Kebijakan relokasi yang diatur oleh pemerintah daerah tentunya memiliki efek atau dampak bagi pedagang kaki lima itu sendiri dan juga bagi lingkungan. Dua kriteria yang digunakan yaitu internal dan eksternal. Internal yaitu bagaimana dampak terhadap PKL dalam hal peningkatan ekonomi, rasa keadilan dan eksternal yaitu bagaimana keterkaitannya dengan lingkungan. Dampak terhadap lingkungan memberikan implikasi yang positif yaitu tertatanya lingkungan dengan baik, dengan pengolahan limbah pasar, penghijauan sekitar pasar relokasi, sehingga lingkungan pasar menjadi asri dan tidak terlihat kesan kumuh (ramah lingkungan). Sedangkan dampak negatif yaitu menurunnya modal dan pendapatan, meningkatnya biaya operasional, menurunnya aktivitas pasar (produksi, distribusi dan konsumsi), melemahnya jaringan sosial (pelanggan) dan menurunnya kesempatan pedagang untuk ikut dalam kelompok-kelompok sosial non formal. Oleh karena itu, agar tidak ada pihak yang di rugikan (PKL dan  lingkungan sekitar), dan untuk menangani PKL yang berada di sekitar kampus IAIN Syekh Nurjati ini, maka perlu di adakannya pertemuan di antara pihak-pihak yang bersangkutan.








A.     Pengertian Pedagang Kaki Lima
Pedagang Kaki Lima atau disingkat PKL adalah istilah untuk menyebut penjaja dagangan yang menggunakan gerobak. Istilah itu sering ditafsirkan demikian karena jumlah kaki pedagangnya ada lima. Lima kaki tersebut adalah dua kaki pedagang ditambah tiga "kaki" gerobak (yang sebenarnya adalah tiga roda atau dua roda dan satu kaki). Saat ini istilah PKL juga digunakan untuk pedagang di jalanan pada umumnya.
Sebenarnya istilah kaki lima berasal dari masa penjajahan kolonial Belanda. Peraturan pemerintahan waktu itu menetapkan bahwa setiap jalan raya yang dibangun hendaknya menyediakan sarana untuk pejalanan kaki. Lebar ruas untuk pejalan adalah lima kaki atau sekitar satu setengah meter.
Sekian puluh tahun setelah itu, saat Indonesia sudah merdeka, ruas jalan untuk pejalan kaki banyak dimanfaatkan oleh para pedagang untuk berjualan. Dahulu namanya adalah pedagang emperan jalan, sekarang menjadi pedagang kaki lima. Padahal jika merunut sejarahnya, seharusnya namanya adalah pedagang lima kaki.

┄┄┄┄┄┄

-- Tugas Dikerjakan --
1. Tulis kembali bagian kutipan tentang pedagang kaki lima, mulai dari "A.     Pengertian Pedagang" dan berakhir pada "satu setengah meter.", dengan mengganti setiap kata "gerobak" menjadi "kereta dorong".
2. Jawablah pertanyaan berikut berdasarkan kutipan tentang pedagang kaki lima.
(a) Dua kriteria apa yang digunakan untuk melihat dampak kebijakan relokasi?
(b) Berapa lebar ruas untuk pejalan kaki menurut peraturan pada masa penjajahan kolonial Belanda?
(c) Apa sebutan bagi pedagang yang berjualan di ruas jalan untuk pejalan kaki pada masa dahulu?
Daftar sesudah kutipan ini merupakan bahan tersendiri yang terpisah dari kutipan.

-- Data yang Disediakan --
┄┄┄┄┄┄

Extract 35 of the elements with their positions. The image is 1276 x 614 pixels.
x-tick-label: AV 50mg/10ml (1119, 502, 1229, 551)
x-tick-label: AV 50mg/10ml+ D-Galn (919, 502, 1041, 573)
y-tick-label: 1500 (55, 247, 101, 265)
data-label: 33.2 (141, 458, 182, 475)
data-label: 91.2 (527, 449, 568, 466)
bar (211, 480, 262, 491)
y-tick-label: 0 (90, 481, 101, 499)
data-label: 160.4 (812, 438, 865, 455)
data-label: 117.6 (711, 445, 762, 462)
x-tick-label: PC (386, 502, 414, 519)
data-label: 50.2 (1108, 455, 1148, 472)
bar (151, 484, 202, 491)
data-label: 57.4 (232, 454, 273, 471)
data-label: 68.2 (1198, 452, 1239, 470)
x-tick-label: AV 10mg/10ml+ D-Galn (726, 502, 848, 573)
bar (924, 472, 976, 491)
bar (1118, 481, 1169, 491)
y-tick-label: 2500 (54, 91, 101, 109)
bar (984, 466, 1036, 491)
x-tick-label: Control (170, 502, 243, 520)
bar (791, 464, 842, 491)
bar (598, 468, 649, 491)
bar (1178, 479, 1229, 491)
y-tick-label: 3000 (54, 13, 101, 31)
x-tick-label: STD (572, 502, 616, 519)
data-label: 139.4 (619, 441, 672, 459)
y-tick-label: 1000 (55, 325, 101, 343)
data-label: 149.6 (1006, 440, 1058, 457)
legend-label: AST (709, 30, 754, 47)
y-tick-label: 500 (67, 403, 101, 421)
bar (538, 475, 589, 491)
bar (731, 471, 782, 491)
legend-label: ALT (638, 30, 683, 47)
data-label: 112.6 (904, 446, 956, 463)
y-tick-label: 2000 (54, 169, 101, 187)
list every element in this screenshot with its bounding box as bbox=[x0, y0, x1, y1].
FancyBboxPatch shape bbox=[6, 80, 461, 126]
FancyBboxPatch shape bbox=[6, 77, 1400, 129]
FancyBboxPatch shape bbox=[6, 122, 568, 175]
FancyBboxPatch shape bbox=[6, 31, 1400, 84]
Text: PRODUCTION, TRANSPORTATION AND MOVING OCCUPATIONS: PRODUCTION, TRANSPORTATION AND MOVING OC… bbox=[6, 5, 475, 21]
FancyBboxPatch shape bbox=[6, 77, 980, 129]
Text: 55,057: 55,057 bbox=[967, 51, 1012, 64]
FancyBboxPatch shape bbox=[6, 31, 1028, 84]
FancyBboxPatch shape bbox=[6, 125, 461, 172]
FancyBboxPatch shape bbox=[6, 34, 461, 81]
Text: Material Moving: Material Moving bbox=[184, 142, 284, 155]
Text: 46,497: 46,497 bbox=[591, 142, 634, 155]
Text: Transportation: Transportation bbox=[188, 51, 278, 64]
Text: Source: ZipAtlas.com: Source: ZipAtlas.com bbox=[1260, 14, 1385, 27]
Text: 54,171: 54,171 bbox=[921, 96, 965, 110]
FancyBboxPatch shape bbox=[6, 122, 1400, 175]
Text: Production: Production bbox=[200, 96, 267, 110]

┄┄┄┄┄┄

-- Soal Terjawab --
1.
A.     Pengertian Pedagang Kaki Lima
Pedagang Kaki Lima atau disingkat PKL adalah istilah untuk menyebut penjaja dagangan yang menggunakan kereta dorong. Istilah itu sering ditafsirkan demikian karena jumlah kaki pedagangnya ada lima. Lima kaki tersebut adalah dua kaki pedagang ditambah tiga "kaki" kereta dorong (yang sebenarnya adalah tiga roda atau dua roda dan satu kaki). Saat ini istilah PKL juga digunakan untuk pedagang di jalanan pada umumnya.
Sebenarnya istilah kaki lima berasal dari masa penjajahan kolonial Belanda. Peraturan pemerintahan waktu itu menetapkan bahwa setiap jalan raya yang dibangun hendaknya menyediakan sarana untuk pejalanan kaki. Lebar ruas untuk pejalan adalah lima kaki atau sekitar satu setengah meter.

2.
(a) Kriteria internal dan eksternal.
(b) Lima kaki atau sekitar satu setengah meter.
(c) Pedagang emperan jalan.